#### TASK
Extract every line from the records below that contains the word "this".

#### TASK INPUT
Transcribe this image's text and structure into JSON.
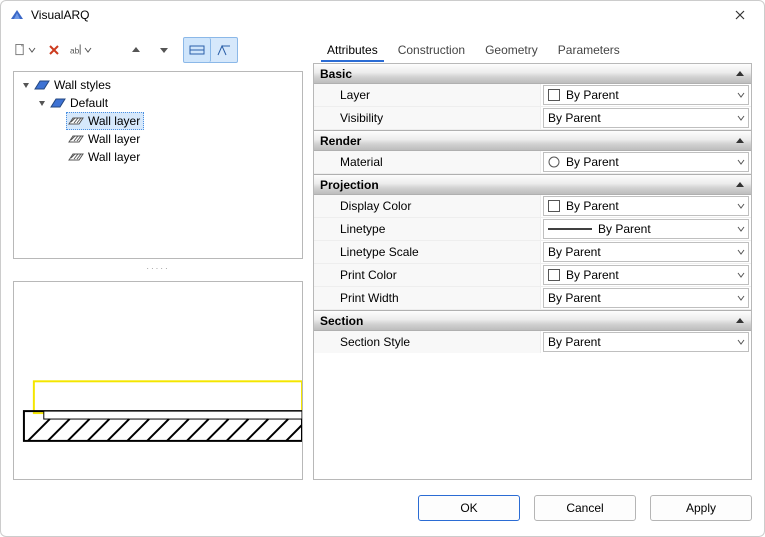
{
  "window": {
    "title": "VisualARQ"
  },
  "toolbar": {
    "icons": {
      "new": "new-icon",
      "delete": "delete-icon",
      "rename": "rename-icon",
      "up": "up-icon",
      "down": "down-icon",
      "wall_view": "wall-view-icon",
      "section_view": "section-view-icon"
    }
  },
  "tree": {
    "root_label": "Wall styles",
    "nodes": [
      {
        "label": "Default",
        "children": [
          {
            "label": "Wall layer",
            "selected": true
          },
          {
            "label": "Wall layer",
            "selected": false
          },
          {
            "label": "Wall layer",
            "selected": false
          }
        ]
      }
    ]
  },
  "tabs": {
    "items": [
      "Attributes",
      "Construction",
      "Geometry",
      "Parameters"
    ],
    "active": 0
  },
  "props": [
    {
      "title": "Basic",
      "rows": [
        {
          "label": "Layer",
          "value": "By Parent",
          "swatch": "box"
        },
        {
          "label": "Visibility",
          "value": "By Parent",
          "swatch": null
        }
      ]
    },
    {
      "title": "Render",
      "rows": [
        {
          "label": "Material",
          "value": "By Parent",
          "swatch": "circle"
        }
      ]
    },
    {
      "title": "Projection",
      "rows": [
        {
          "label": "Display Color",
          "value": "By Parent",
          "swatch": "box"
        },
        {
          "label": "Linetype",
          "value": "By Parent",
          "swatch": "line"
        },
        {
          "label": "Linetype Scale",
          "value": "By Parent",
          "swatch": null
        },
        {
          "label": "Print Color",
          "value": "By Parent",
          "swatch": "box"
        },
        {
          "label": "Print Width",
          "value": "By Parent",
          "swatch": null
        }
      ]
    },
    {
      "title": "Section",
      "rows": [
        {
          "label": "Section Style",
          "value": "By Parent",
          "swatch": null
        }
      ]
    }
  ],
  "footer": {
    "ok": "OK",
    "cancel": "Cancel",
    "apply": "Apply"
  }
}
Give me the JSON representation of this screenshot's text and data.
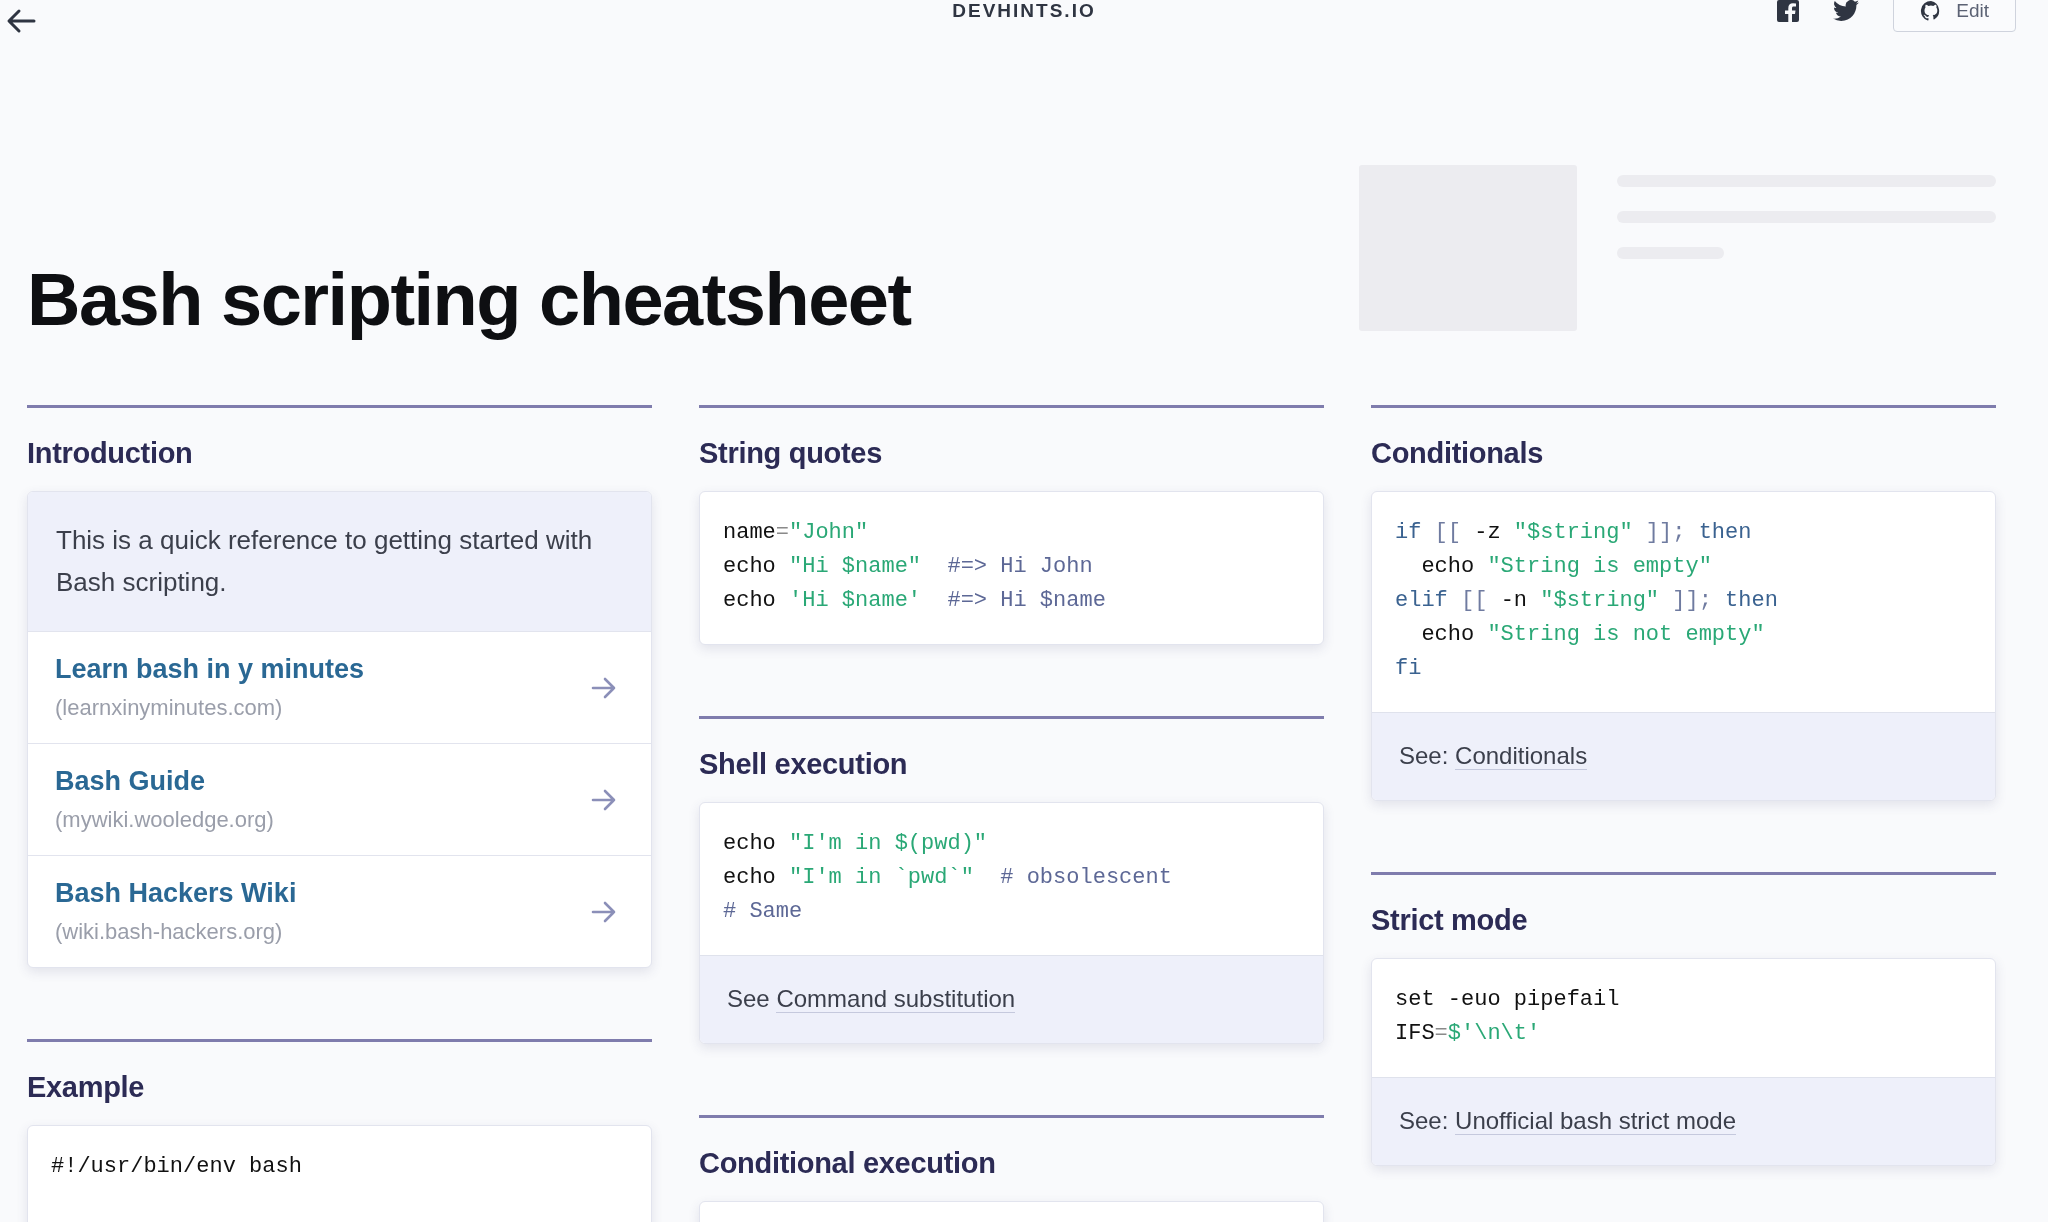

#### RESULT BELOW
Transcribe this image's text and structure into JSON.
Give me the JSON representation of this screenshot's text and data.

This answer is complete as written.